Extract every entry word for word. Skip the pictures.
BEGIN DATA ENTRIES
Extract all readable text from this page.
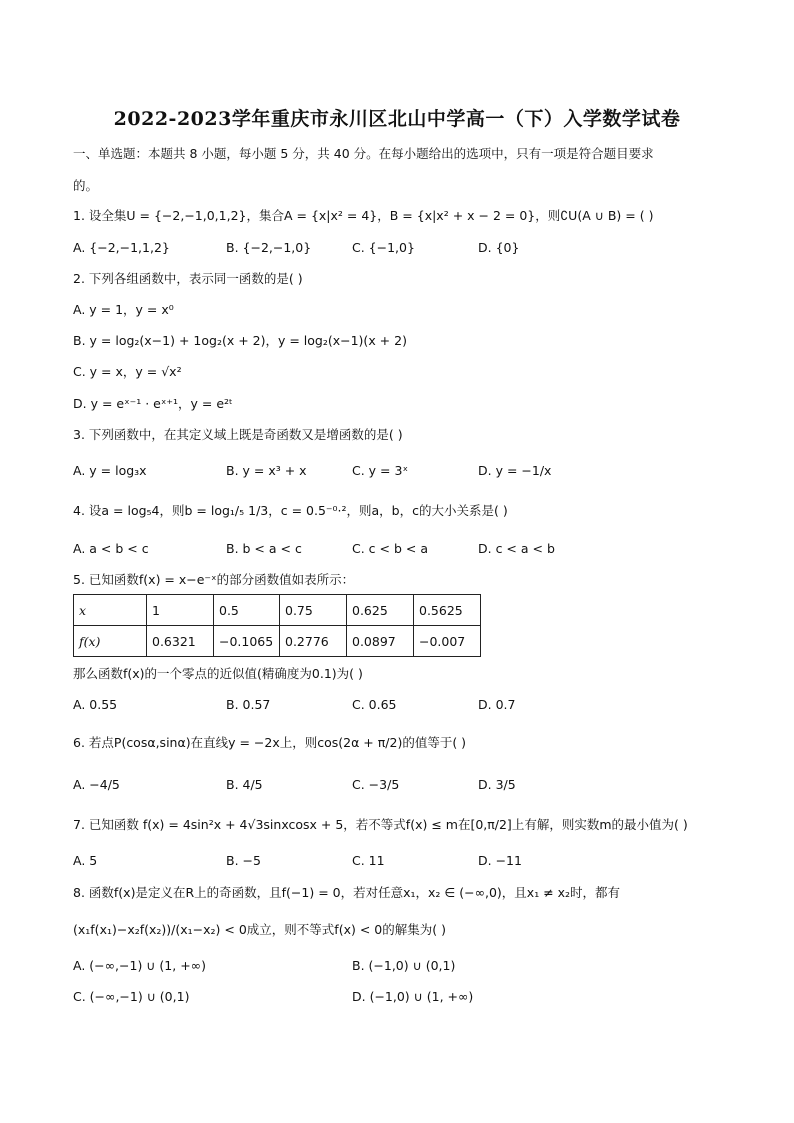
2022-2023学年重庆市永川区北山中学高一（下）入学数学试卷
一、单选题：本题共 8 小题，每小题 5 分，共 40 分。在每小题给出的选项中，只有一项是符合题目要求
的。
1. 设全集U = {−2,−1,0,1,2}，集合A = {x|x² = 4}，B = {x|x² + x − 2 = 0}，则∁U(A ∪ B) = ( )
A. {−2,−1,1,2}	B. {−2,−1,0}	C. {−1,0}	D. {0}
2. 下列各组函数中，表示同一函数的是( )
A. y = 1，y = x⁰
B. y = log₂(x−1) + 1og₂(x + 2)，y = log₂(x−1)(x + 2)
C. y = x，y = √x²
D. y = eˣ⁻¹ · eˣ⁺¹，y = e²ᵗ
3. 下列函数中，在其定义域上既是奇函数又是增函数的是( )
A. y = log₃x	B. y = x³ + x	C. y = 3ˣ	D. y = −1/x
4. 设a = log₅4，则b = log₁/₅ 1/3，c = 0.5⁻⁰·²，则a，b，c的大小关系是( )
A. a < b < c	B. b < a < c	C. c < b < a	D. c < a < b
5. 已知函数f(x) = x−e⁻ˣ的部分函数值如表所示：
x	1	0.5	0.75	0.625	0.5625
f(x)	0.6321	−0.1065	0.2776	0.0897	−0.007
那么函数f(x)的一个零点的近似值(精确度为0.1)为( )
A. 0.55	B. 0.57	C. 0.65	D. 0.7
6. 若点P(cosα,sinα)在直线y = −2x上，则cos(2α + π/2)的值等于( )
A. −4/5	B. 4/5	C. −3/5	D. 3/5
7. 已知函数 f(x) = 4sin²x + 4√3sinxcosx + 5，若不等式f(x) ≤ m在[0,π/2]上有解，则实数m的最小值为( )
A. 5	B. −5	C. 11	D. −11
8. 函数f(x)是定义在R上的奇函数，且f(−1) = 0，若对任意x₁，x₂ ∈ (−∞,0)，且x₁ ≠ x₂时，都有
(x₁f(x₁)−x₂f(x₂))/(x₁−x₂) < 0成立，则不等式f(x) < 0的解集为( )
A. (−∞,−1) ∪ (1, +∞)	B. (−1,0) ∪ (0,1)
C. (−∞,−1) ∪ (0,1)	D. (−1,0) ∪ (1, +∞)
END DATA ENTRIES
# COMPLETED TASK
Extract all readable text from this page.
2022-2023学年重庆市永川区北山中学高一（下）入学数学试卷
一、单选题：本题共 8 小题，每小题 5 分，共 40 分。在每小题给出的选项中，只有一项是符合题目要求
的。
1. 设全集U = {−2,−1,0,1,2}，集合A = {x|x² = 4}，B = {x|x² + x − 2 = 0}，则∁U(A ∪ B) = ( )
A. {−2,−1,1,2}	B. {−2,−1,0}	C. {−1,0}	D. {0}
2. 下列各组函数中，表示同一函数的是( )
A. y = 1，y = x⁰
B. y = log₂(x−1) + 1og₂(x + 2)，y = log₂(x−1)(x + 2)
C. y = x，y = √x²
D. y = eˣ⁻¹ · eˣ⁺¹，y = e²ᵗ
3. 下列函数中，在其定义域上既是奇函数又是增函数的是( )
A. y = log₃x	B. y = x³ + x	C. y = 3ˣ	D. y = −1/x
4. 设a = log₅4，则b = log₁/₅ 1/3，c = 0.5⁻⁰·²，则a，b，c的大小关系是( )
A. a < b < c	B. b < a < c	C. c < b < a	D. c < a < b
5. 已知函数f(x) = x−e⁻ˣ的部分函数值如表所示：
x	1	0.5	0.75	0.625	0.5625
f(x)	0.6321	−0.1065	0.2776	0.0897	−0.007
那么函数f(x)的一个零点的近似值(精确度为0.1)为( )
A. 0.55	B. 0.57	C. 0.65	D. 0.7
6. 若点P(cosα,sinα)在直线y = −2x上，则cos(2α + π/2)的值等于( )
A. −4/5	B. 4/5	C. −3/5	D. 3/5
7. 已知函数 f(x) = 4sin²x + 4√3sinxcosx + 5，若不等式f(x) ≤ m在[0,π/2]上有解，则实数m的最小值为( )
A. 5	B. −5	C. 11	D. −11
8. 函数f(x)是定义在R上的奇函数，且f(−1) = 0，若对任意x₁，x₂ ∈ (−∞,0)，且x₁ ≠ x₂时，都有
(x₁f(x₁)−x₂f(x₂))/(x₁−x₂) < 0成立，则不等式f(x) < 0的解集为( )
A. (−∞,−1) ∪ (1, +∞)	B. (−1,0) ∪ (0,1)
C. (−∞,−1) ∪ (0,1)	D. (−1,0) ∪ (1, +∞)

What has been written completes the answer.